■ **INSTRUCTIONS FOR THE TASK**:
Gather every line holding the string "welcome".

■ **EXERCISE MATERIALS**:
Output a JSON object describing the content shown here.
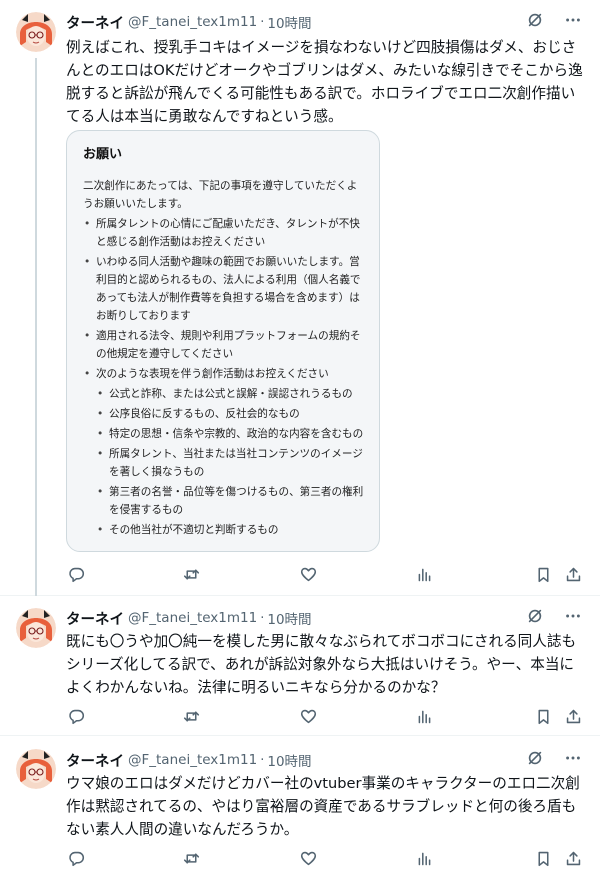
{
  "tweets": [
    {
      "author": {
        "name": "ターネイ",
        "handle": "@F_tanei_tex1m11"
      },
      "time": "10時間",
      "text": "例えばこれ、授乳手コキはイメージを損なわないけど四肢損傷はダメ、おじさんとのエロはOKだけどオークやゴブリンはダメ、みたいな線引きでそこから逸脱すると訴訟が飛んでくる可能性もある訳で。ホロライブでエロ二次創作描いてる人は本当に勇敢なんですねという感。",
      "card": {
        "title": "お願い",
        "intro": "二次創作にあたっては、下記の事項を遵守していただくようお願いいたします。",
        "items": [
          "所属タレントの心情にご配慮いただき、タレントが不快と感じる創作活動はお控えください",
          "いわゆる同人活動や趣味の範囲でお願いいたします。営利目的と認められるもの、法人による利用（個人名義であっても法人が制作費等を負担する場合を含めます）はお断りしております",
          "適用される法令、規則や利用プラットフォームの規約その他規定を遵守してください",
          "次のような表現を伴う創作活動はお控えください"
        ],
        "subitems": [
          "公式と詐称、または公式と誤解・誤認されうるもの",
          "公序良俗に反するもの、反社会的なもの",
          "特定の思想・信条や宗教的、政治的な内容を含むもの",
          "所属タレント、当社または当社コンテンツのイメージを著しく損なうもの",
          "第三者の名誉・品位等を傷つけるもの、第三者の権利を侵害するもの",
          "その他当社が不適切と判断するもの"
        ]
      }
    },
    {
      "author": {
        "name": "ターネイ",
        "handle": "@F_tanei_tex1m11"
      },
      "time": "10時間",
      "text": "既にも〇うや加〇純一を模した男に散々なぶられてボコボコにされる同人誌もシリーズ化してる訳で、あれが訴訟対象外なら大抵はいけそう。やー、本当によくわかんないね。法律に明るいニキなら分かるのかな？"
    },
    {
      "author": {
        "name": "ターネイ",
        "handle": "@F_tanei_tex1m11"
      },
      "time": "10時間",
      "text": "ウマ娘のエロはダメだけどカバー社のvtuber事業のキャラクターのエロ二次創作は黙認されてるの、やはり富裕層の資産であるサラブレッドと何の後ろ盾もない素人人間の違いなんだろうか。"
    }
  ],
  "separator": "·",
  "icons": {
    "avatar": "avatar-illustration",
    "grok": "grok-icon",
    "more": "more-options-icon",
    "reply": "reply-icon",
    "retweet": "retweet-icon",
    "like": "like-icon",
    "views": "views-icon",
    "bookmark": "bookmark-icon",
    "share": "share-icon"
  },
  "colors": {
    "text": "#0f1419",
    "secondary": "#536471",
    "border": "#eff3f4",
    "thread_line": "#cfd9de",
    "avatar_hair": "#e8603c"
  }
}
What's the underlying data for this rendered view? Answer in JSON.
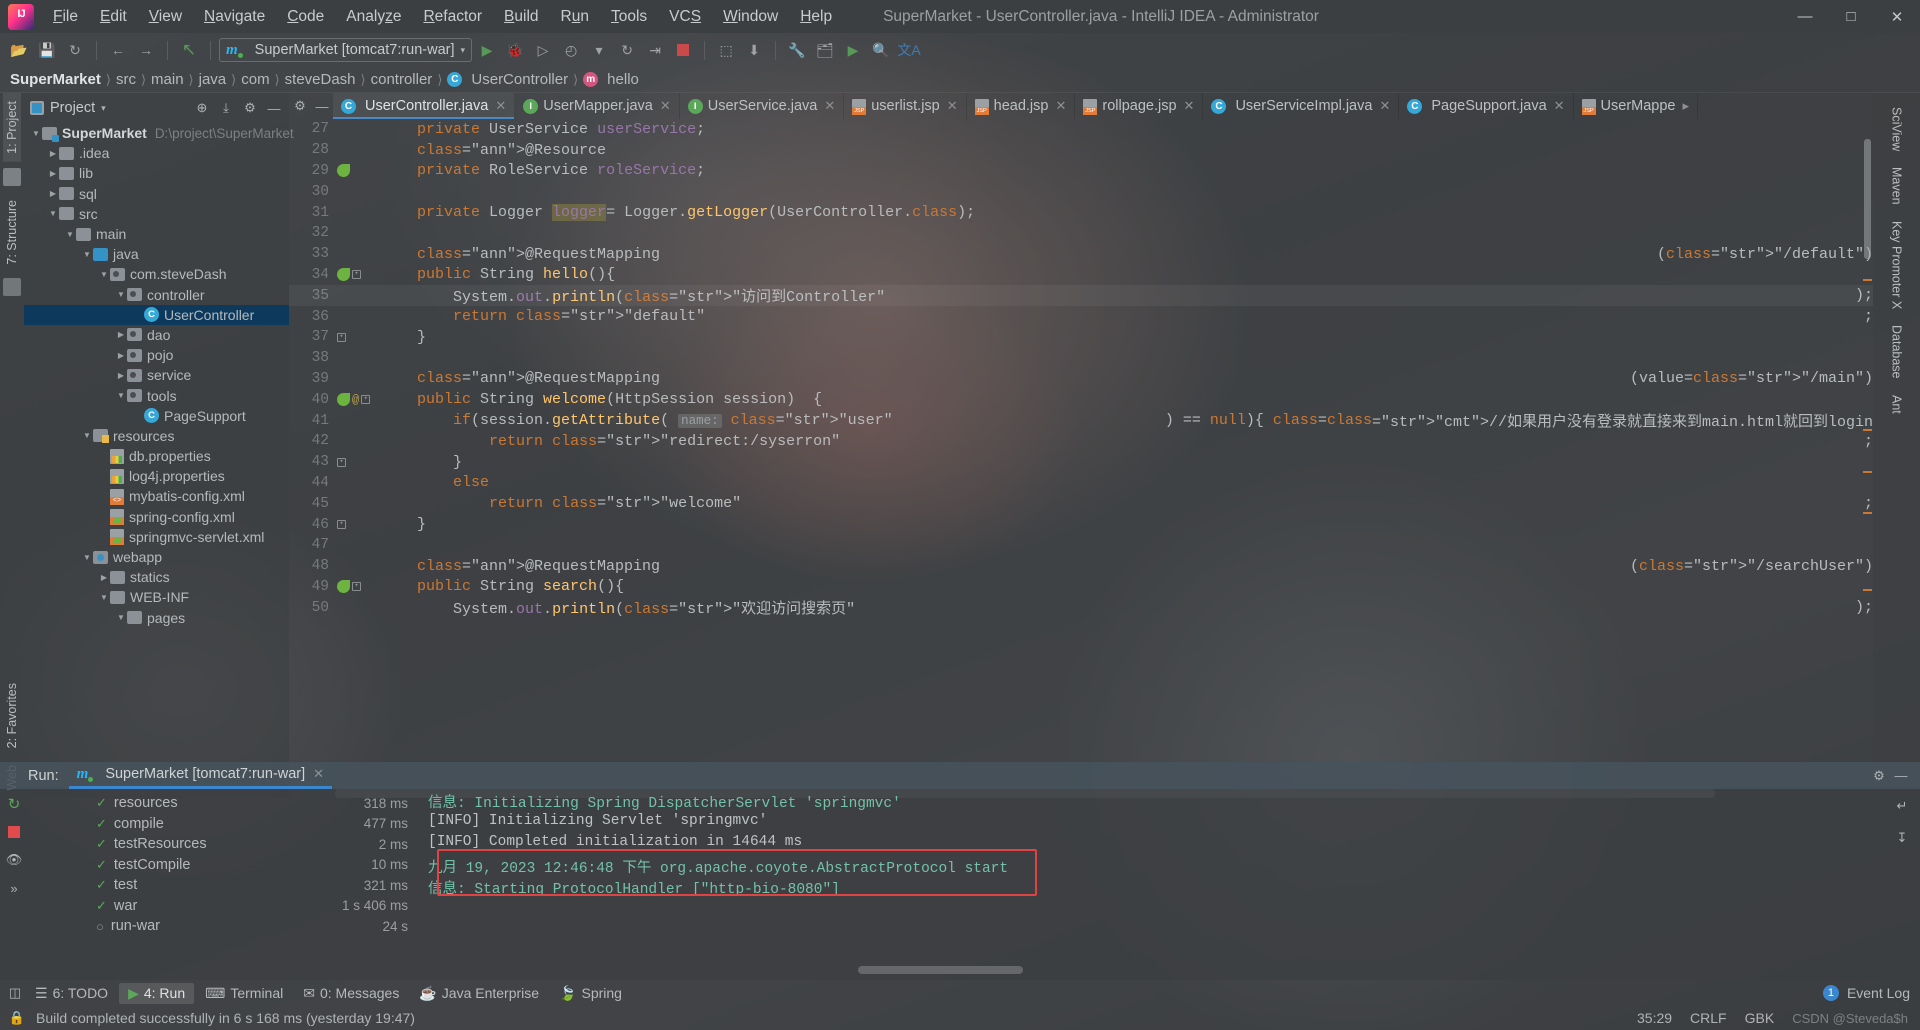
{
  "window": {
    "title": "SuperMarket - UserController.java - IntelliJ IDEA - Administrator",
    "logo": "intellij-idea-logo",
    "minimize": "—",
    "maximize": "□",
    "close": "✕"
  },
  "menu": [
    {
      "label": "File"
    },
    {
      "label": "Edit"
    },
    {
      "label": "View"
    },
    {
      "label": "Navigate"
    },
    {
      "label": "Code"
    },
    {
      "label": "Analyze"
    },
    {
      "label": "Refactor"
    },
    {
      "label": "Build"
    },
    {
      "label": "Run"
    },
    {
      "label": "Tools"
    },
    {
      "label": "VCS"
    },
    {
      "label": "Window"
    },
    {
      "label": "Help"
    }
  ],
  "toolbar": {
    "open_icon": "📂",
    "save_icon": "💾",
    "sync_icon": "↻",
    "back_icon": "←",
    "forward_icon": "→",
    "revert_icon": "↖",
    "run_config": "SuperMarket [tomcat7:run-war]",
    "run_config_caret": "▾",
    "run_icon": "▶",
    "debug_icon": "🐞",
    "coverage_icon": "▷",
    "profile_icon": "◴",
    "profile_caret": "▾",
    "rerun_icon": "↻",
    "stop_icon": "stop-square",
    "attach_icon": "⬚",
    "update_icon": "⬇",
    "settings_icon": "🔧",
    "project_structure_icon": "🗂",
    "terminal_icon": "▶",
    "search_icon": "🔍",
    "translate_icon": "文A"
  },
  "breadcrumb": [
    {
      "label": "SuperMarket",
      "first": true
    },
    {
      "label": "src"
    },
    {
      "label": "main"
    },
    {
      "label": "java"
    },
    {
      "label": "com"
    },
    {
      "label": "steveDash"
    },
    {
      "label": "controller"
    },
    {
      "label": "UserController",
      "icon": "class-icon"
    },
    {
      "label": "hello",
      "icon": "method-icon"
    }
  ],
  "left_rail": [
    {
      "label": "1: Project",
      "active": true
    },
    {
      "label": "7: Structure",
      "active": false
    }
  ],
  "right_rail": [
    {
      "label": "SciView"
    },
    {
      "label": "Maven"
    },
    {
      "label": "Key Promoter X"
    },
    {
      "label": "Database"
    },
    {
      "label": "Ant"
    }
  ],
  "left_bottom_rail": [
    {
      "label": "2: Favorites"
    },
    {
      "label": "Web"
    }
  ],
  "project_panel": {
    "title": "Project",
    "title_caret": "▾",
    "locate_icon": "⊕",
    "collapse_icon": "⤓",
    "settings_icon": "⚙",
    "hide_icon": "—",
    "tree": [
      {
        "label": "SuperMarket",
        "path": "D:\\project\\SuperMarket",
        "depth": 0,
        "arrow": "▼",
        "icon": "module-folder",
        "bold": true
      },
      {
        "label": ".idea",
        "depth": 1,
        "arrow": "▶",
        "icon": "folder"
      },
      {
        "label": "lib",
        "depth": 1,
        "arrow": "▶",
        "icon": "folder"
      },
      {
        "label": "sql",
        "depth": 1,
        "arrow": "▶",
        "icon": "folder"
      },
      {
        "label": "src",
        "depth": 1,
        "arrow": "▼",
        "icon": "folder"
      },
      {
        "label": "main",
        "depth": 2,
        "arrow": "▼",
        "icon": "folder"
      },
      {
        "label": "java",
        "depth": 3,
        "arrow": "▼",
        "icon": "source-folder"
      },
      {
        "label": "com.steveDash",
        "depth": 4,
        "arrow": "▼",
        "icon": "package"
      },
      {
        "label": "controller",
        "depth": 5,
        "arrow": "▼",
        "icon": "package"
      },
      {
        "label": "UserController",
        "depth": 6,
        "arrow": "",
        "icon": "class",
        "selected": true
      },
      {
        "label": "dao",
        "depth": 5,
        "arrow": "▶",
        "icon": "package"
      },
      {
        "label": "pojo",
        "depth": 5,
        "arrow": "▶",
        "icon": "package"
      },
      {
        "label": "service",
        "depth": 5,
        "arrow": "▶",
        "icon": "package"
      },
      {
        "label": "tools",
        "depth": 5,
        "arrow": "▼",
        "icon": "package"
      },
      {
        "label": "PageSupport",
        "depth": 6,
        "arrow": "",
        "icon": "class"
      },
      {
        "label": "resources",
        "depth": 3,
        "arrow": "▼",
        "icon": "resource-folder"
      },
      {
        "label": "db.properties",
        "depth": 4,
        "arrow": "",
        "icon": "properties-file"
      },
      {
        "label": "log4j.properties",
        "depth": 4,
        "arrow": "",
        "icon": "properties-file"
      },
      {
        "label": "mybatis-config.xml",
        "depth": 4,
        "arrow": "",
        "icon": "xml-file"
      },
      {
        "label": "spring-config.xml",
        "depth": 4,
        "arrow": "",
        "icon": "spring-file"
      },
      {
        "label": "springmvc-servlet.xml",
        "depth": 4,
        "arrow": "",
        "icon": "spring-file"
      },
      {
        "label": "webapp",
        "depth": 3,
        "arrow": "▼",
        "icon": "webapp-folder"
      },
      {
        "label": "statics",
        "depth": 4,
        "arrow": "▶",
        "icon": "folder"
      },
      {
        "label": "WEB-INF",
        "depth": 4,
        "arrow": "▼",
        "icon": "folder"
      },
      {
        "label": "pages",
        "depth": 5,
        "arrow": "▼",
        "icon": "folder"
      }
    ]
  },
  "editor": {
    "tabs": [
      {
        "label": "UserController.java",
        "icon": "class-icon",
        "active": true,
        "close": "✕"
      },
      {
        "label": "UserMapper.java",
        "icon": "interface-icon",
        "active": false,
        "close": "✕"
      },
      {
        "label": "UserService.java",
        "icon": "interface-icon",
        "active": false,
        "close": "✕"
      },
      {
        "label": "userlist.jsp",
        "icon": "jsp-icon",
        "active": false,
        "close": "✕"
      },
      {
        "label": "head.jsp",
        "icon": "jsp-icon",
        "active": false,
        "close": "✕"
      },
      {
        "label": "rollpage.jsp",
        "icon": "jsp-icon",
        "active": false,
        "close": "✕"
      },
      {
        "label": "UserServiceImpl.java",
        "icon": "class-icon",
        "active": false,
        "close": "✕"
      },
      {
        "label": "PageSupport.java",
        "icon": "class-icon",
        "active": false,
        "close": "✕"
      },
      {
        "label": "UserMappe",
        "icon": "xml-icon",
        "active": false,
        "close": "▸"
      }
    ],
    "tab_settings_icon": "⚙",
    "tab_hide_icon": "—",
    "lines": [
      {
        "n": 27,
        "gutter": "",
        "code": "    private UserService userService;"
      },
      {
        "n": 28,
        "gutter": "",
        "code": "    @Resource"
      },
      {
        "n": 29,
        "gutter": "bean",
        "code": "    private RoleService roleService;"
      },
      {
        "n": 30,
        "gutter": "",
        "code": ""
      },
      {
        "n": 31,
        "gutter": "",
        "code": "    private Logger logger= Logger.getLogger(UserController.class);"
      },
      {
        "n": 32,
        "gutter": "",
        "code": ""
      },
      {
        "n": 33,
        "gutter": "",
        "code": "    @RequestMapping(\"/default\")"
      },
      {
        "n": 34,
        "gutter": "bean-fold",
        "code": "    public String hello(){"
      },
      {
        "n": 35,
        "gutter": "",
        "code": "        System.out.println(\"访问到Controller\");"
      },
      {
        "n": 36,
        "gutter": "",
        "code": "        return \"default\";"
      },
      {
        "n": 37,
        "gutter": "fold-end",
        "code": "    }"
      },
      {
        "n": 38,
        "gutter": "",
        "code": ""
      },
      {
        "n": 39,
        "gutter": "",
        "code": "    @RequestMapping(value=\"/main\")"
      },
      {
        "n": 40,
        "gutter": "bean-at-fold",
        "code": "    public String welcome(HttpSession session)  {"
      },
      {
        "n": 41,
        "gutter": "",
        "code": "        if(session.getAttribute( name: \"user\") == null){ //如果用户没有登录就直接来到main.html就回到login"
      },
      {
        "n": 42,
        "gutter": "",
        "code": "            return \"redirect:/syserron\";"
      },
      {
        "n": 43,
        "gutter": "fold-end",
        "code": "        }"
      },
      {
        "n": 44,
        "gutter": "",
        "code": "        else"
      },
      {
        "n": 45,
        "gutter": "",
        "code": "            return \"welcome\";"
      },
      {
        "n": 46,
        "gutter": "fold-end",
        "code": "    }"
      },
      {
        "n": 47,
        "gutter": "",
        "code": ""
      },
      {
        "n": 48,
        "gutter": "",
        "code": "    @RequestMapping(\"/searchUser\")"
      },
      {
        "n": 49,
        "gutter": "bean-fold",
        "code": "    public String search(){"
      },
      {
        "n": 50,
        "gutter": "",
        "code": "        System.out.println(\"欢迎访问搜索页\");"
      }
    ]
  },
  "run_window": {
    "label": "Run:",
    "tab_title": "SuperMarket [tomcat7:run-war]",
    "tab_close": "✕",
    "settings_icon": "⚙",
    "hide_icon": "—",
    "rerun_icon": "↻",
    "stop_icon": "stop-square",
    "eye_icon": "👁",
    "more_icon": "»",
    "wrap_icon": "↵",
    "scroll_end_icon": "↧",
    "tasks": [
      {
        "name": "resources",
        "time": "318 ms",
        "status": "ok"
      },
      {
        "name": "compile",
        "time": "477 ms",
        "status": "ok"
      },
      {
        "name": "testResources",
        "time": "2 ms",
        "status": "ok"
      },
      {
        "name": "testCompile",
        "time": "10 ms",
        "status": "ok"
      },
      {
        "name": "test",
        "time": "321 ms",
        "status": "ok"
      },
      {
        "name": "war",
        "time": "1 s 406 ms",
        "status": "ok"
      },
      {
        "name": "run-war",
        "time": "24 s",
        "status": "running"
      }
    ],
    "console_lines": [
      {
        "text": "信息: Initializing Spring DispatcherServlet 'springmvc'",
        "style": "cn"
      },
      {
        "text": "[INFO] Initializing Servlet 'springmvc'",
        "style": "plain"
      },
      {
        "text": "[INFO] Completed initialization in 14644 ms",
        "style": "plain"
      },
      {
        "text": "九月 19, 2023 12:46:48 下午 org.apache.coyote.AbstractProtocol start",
        "style": "cn"
      },
      {
        "text": "信息: Starting ProtocolHandler [\"http-bio-8080\"]",
        "style": "cn"
      }
    ],
    "highlight_color": "#e04343"
  },
  "bottom_tabs": [
    {
      "label": "6: TODO",
      "icon": "☰",
      "active": false
    },
    {
      "label": "4: Run",
      "icon": "▶",
      "active": true
    },
    {
      "label": "Terminal",
      "icon": "⌨",
      "active": false
    },
    {
      "label": "0: Messages",
      "icon": "✉",
      "active": false
    },
    {
      "label": "Java Enterprise",
      "icon": "☕",
      "active": false
    },
    {
      "label": "Spring",
      "icon": "🍃",
      "active": false
    }
  ],
  "event_log": {
    "label": "Event Log",
    "count": "1"
  },
  "status_bar": {
    "message": "Build completed successfully in 6 s 168 ms (yesterday 19:47)",
    "caret": "35:29",
    "line_sep": "CRLF",
    "encoding": "GBK",
    "watermark": "CSDN @Steveda$h",
    "lock_icon": "🔒",
    "branch_icon": "⎇"
  }
}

■ **SOLUTION FOR THIS EXERCISE**:
        "code": "    public String welcome(HttpSession session)  {"
        "code": "            return \"welcome\";"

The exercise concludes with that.